SUPPLIED MATERIAL |
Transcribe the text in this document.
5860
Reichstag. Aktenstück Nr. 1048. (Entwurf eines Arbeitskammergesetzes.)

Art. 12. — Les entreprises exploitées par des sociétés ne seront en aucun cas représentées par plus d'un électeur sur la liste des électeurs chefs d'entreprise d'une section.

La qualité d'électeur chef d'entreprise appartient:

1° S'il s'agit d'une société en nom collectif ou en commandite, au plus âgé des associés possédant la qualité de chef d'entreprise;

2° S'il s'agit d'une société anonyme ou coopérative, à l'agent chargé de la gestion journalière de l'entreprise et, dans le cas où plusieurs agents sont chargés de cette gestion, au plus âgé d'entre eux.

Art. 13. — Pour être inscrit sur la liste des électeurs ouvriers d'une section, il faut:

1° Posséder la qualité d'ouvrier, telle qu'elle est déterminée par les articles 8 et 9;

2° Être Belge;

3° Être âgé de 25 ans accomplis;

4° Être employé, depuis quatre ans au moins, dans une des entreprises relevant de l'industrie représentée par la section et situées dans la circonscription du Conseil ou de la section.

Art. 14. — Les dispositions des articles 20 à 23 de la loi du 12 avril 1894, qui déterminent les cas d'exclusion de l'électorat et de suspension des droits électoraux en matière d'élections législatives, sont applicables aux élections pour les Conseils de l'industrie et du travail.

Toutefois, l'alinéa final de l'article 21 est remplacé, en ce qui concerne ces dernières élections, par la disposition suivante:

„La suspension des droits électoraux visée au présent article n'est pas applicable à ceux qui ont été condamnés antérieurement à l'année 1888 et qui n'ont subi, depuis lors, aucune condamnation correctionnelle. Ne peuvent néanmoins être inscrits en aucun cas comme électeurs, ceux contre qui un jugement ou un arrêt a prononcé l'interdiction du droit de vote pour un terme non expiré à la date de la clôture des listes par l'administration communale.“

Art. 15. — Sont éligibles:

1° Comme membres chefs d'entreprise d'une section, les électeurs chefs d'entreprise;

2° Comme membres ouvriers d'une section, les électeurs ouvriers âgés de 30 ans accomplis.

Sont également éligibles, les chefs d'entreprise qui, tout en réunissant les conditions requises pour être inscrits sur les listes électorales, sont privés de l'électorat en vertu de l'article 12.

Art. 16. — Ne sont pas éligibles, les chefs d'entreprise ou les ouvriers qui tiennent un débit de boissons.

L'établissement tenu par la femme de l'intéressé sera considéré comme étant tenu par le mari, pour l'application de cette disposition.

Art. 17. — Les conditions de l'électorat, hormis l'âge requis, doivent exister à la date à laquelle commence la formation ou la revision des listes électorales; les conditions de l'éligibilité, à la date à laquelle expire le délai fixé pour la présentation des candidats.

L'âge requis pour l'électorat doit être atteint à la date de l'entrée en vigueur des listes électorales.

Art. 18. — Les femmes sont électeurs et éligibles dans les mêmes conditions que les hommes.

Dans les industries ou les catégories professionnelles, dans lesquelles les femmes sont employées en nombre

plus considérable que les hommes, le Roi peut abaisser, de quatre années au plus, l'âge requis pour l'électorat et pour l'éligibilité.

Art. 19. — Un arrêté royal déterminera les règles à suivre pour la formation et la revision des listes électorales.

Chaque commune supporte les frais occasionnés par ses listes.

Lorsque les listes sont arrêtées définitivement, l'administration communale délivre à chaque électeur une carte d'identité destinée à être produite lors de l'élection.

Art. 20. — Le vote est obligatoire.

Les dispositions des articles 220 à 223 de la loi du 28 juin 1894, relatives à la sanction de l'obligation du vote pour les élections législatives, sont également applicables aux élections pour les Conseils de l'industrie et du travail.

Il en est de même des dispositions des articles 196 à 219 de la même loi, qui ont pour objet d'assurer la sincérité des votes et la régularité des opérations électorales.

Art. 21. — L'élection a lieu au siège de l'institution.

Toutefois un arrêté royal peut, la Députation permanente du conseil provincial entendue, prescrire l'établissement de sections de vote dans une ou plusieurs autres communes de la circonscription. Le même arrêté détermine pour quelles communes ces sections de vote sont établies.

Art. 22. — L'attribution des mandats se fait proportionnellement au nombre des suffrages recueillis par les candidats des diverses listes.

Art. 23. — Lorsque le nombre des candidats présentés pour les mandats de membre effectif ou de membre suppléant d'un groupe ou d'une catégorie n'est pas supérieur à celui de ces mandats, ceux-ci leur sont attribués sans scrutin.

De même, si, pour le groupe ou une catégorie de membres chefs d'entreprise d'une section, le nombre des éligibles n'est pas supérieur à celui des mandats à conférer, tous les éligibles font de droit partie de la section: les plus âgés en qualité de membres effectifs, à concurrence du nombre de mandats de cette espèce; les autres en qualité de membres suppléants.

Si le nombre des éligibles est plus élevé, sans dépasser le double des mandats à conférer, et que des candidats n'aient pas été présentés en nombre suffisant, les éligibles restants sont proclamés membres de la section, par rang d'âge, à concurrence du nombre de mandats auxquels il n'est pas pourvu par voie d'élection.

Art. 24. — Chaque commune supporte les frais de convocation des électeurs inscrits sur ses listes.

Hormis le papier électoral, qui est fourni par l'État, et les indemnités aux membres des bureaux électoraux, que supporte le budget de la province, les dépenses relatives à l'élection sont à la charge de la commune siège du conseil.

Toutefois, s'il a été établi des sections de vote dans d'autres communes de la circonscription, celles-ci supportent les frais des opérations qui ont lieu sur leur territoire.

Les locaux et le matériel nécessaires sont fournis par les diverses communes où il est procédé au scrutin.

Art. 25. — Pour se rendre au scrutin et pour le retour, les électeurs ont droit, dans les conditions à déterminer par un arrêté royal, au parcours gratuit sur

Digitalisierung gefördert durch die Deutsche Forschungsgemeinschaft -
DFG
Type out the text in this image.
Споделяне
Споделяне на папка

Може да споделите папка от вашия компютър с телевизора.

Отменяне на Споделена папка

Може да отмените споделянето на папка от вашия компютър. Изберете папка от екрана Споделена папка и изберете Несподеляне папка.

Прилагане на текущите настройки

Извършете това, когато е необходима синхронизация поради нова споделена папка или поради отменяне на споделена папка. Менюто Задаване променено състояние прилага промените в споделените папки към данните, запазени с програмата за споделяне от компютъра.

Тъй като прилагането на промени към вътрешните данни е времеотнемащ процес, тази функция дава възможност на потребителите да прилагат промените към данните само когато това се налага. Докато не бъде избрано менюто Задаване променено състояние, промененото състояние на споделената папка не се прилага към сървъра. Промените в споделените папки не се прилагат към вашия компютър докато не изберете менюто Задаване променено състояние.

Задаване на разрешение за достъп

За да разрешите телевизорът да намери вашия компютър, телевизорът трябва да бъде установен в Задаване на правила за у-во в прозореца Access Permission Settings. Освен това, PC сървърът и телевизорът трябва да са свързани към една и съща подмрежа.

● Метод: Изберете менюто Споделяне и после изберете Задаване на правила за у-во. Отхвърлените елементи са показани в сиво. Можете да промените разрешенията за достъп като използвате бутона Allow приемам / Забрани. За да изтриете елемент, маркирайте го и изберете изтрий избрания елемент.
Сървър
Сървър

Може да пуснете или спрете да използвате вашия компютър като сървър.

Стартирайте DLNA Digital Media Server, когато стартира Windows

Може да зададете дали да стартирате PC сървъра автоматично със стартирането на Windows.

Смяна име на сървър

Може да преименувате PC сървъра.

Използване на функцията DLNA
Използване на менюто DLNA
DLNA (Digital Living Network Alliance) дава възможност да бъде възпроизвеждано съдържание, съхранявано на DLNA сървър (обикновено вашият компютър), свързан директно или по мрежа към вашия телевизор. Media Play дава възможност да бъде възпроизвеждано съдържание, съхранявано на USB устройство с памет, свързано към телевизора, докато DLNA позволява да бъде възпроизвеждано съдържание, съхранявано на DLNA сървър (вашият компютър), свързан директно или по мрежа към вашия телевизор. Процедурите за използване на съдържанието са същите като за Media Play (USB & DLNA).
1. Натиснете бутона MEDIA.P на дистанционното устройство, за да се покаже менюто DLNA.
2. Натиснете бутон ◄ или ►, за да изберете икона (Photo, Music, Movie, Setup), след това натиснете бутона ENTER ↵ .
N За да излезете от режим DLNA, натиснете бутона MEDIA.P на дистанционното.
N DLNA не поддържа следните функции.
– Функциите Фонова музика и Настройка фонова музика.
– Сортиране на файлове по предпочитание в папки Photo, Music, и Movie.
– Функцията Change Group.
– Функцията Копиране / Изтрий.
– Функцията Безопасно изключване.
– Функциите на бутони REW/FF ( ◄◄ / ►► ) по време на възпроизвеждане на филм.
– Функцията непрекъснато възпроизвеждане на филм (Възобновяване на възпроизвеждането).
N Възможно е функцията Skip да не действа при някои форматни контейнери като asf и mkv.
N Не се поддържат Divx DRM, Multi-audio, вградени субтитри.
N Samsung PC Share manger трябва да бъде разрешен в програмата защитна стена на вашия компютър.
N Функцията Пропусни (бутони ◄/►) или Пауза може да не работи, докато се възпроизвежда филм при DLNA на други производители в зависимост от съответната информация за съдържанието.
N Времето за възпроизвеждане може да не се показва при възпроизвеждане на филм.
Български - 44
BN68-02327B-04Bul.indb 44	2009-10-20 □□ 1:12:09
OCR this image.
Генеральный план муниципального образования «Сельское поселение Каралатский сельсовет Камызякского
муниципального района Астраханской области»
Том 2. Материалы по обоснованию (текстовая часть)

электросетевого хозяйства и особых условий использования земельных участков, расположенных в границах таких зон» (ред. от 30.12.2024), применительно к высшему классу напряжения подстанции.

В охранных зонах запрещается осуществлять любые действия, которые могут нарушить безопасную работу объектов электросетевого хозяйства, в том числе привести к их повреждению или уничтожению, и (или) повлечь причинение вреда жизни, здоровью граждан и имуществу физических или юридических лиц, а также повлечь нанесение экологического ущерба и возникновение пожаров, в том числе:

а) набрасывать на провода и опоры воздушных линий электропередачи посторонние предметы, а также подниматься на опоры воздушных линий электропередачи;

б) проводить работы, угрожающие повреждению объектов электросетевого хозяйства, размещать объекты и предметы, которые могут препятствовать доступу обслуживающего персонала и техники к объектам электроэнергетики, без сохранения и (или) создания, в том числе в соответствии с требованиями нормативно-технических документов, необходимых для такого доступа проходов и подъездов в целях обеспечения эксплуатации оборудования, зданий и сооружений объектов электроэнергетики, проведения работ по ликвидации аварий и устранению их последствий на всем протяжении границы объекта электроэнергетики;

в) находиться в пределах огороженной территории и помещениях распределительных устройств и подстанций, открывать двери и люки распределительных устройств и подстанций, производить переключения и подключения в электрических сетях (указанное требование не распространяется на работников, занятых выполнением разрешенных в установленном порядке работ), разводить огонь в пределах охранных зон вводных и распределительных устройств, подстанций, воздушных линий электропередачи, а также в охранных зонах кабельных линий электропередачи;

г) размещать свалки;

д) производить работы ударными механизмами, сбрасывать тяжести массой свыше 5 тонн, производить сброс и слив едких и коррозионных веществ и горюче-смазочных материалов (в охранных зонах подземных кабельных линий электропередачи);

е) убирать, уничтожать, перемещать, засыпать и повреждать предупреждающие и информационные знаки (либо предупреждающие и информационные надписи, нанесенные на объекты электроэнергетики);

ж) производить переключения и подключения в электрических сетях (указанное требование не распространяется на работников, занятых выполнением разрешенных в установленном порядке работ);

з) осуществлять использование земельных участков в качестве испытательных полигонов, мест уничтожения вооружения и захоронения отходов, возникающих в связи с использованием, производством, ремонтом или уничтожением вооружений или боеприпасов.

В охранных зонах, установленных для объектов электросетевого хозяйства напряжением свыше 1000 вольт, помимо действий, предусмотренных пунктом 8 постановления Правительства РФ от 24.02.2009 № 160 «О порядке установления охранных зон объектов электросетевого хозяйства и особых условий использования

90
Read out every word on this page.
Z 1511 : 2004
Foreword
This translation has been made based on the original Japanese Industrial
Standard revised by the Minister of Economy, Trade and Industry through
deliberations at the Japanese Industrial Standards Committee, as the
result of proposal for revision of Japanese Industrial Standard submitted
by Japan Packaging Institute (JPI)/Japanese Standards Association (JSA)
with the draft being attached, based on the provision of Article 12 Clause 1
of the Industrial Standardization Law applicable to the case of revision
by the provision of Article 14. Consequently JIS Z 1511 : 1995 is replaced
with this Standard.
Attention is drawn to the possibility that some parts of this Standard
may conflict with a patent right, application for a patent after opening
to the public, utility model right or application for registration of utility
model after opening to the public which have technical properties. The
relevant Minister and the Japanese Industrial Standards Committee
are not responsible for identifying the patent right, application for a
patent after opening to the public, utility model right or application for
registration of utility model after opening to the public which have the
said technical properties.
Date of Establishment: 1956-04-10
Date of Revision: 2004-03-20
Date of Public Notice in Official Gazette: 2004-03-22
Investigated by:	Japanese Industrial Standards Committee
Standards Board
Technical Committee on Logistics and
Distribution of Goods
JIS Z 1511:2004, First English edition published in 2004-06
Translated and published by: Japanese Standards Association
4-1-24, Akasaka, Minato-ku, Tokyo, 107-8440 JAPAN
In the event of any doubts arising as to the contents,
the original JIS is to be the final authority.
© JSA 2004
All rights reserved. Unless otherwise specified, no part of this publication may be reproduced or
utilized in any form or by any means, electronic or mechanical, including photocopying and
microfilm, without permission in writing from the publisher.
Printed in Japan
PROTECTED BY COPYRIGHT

YOUR OBJECTIVE | Using the listing above, show every line that includes the string "femmes".

THE SOLUTION |
Art. 18. — Les femmes sont électeurs et éligibles dans les mêmes conditions que les hommes.
Dans les industries ou les catégories professionnelles, dans lesquelles les femmes sont employées en nombre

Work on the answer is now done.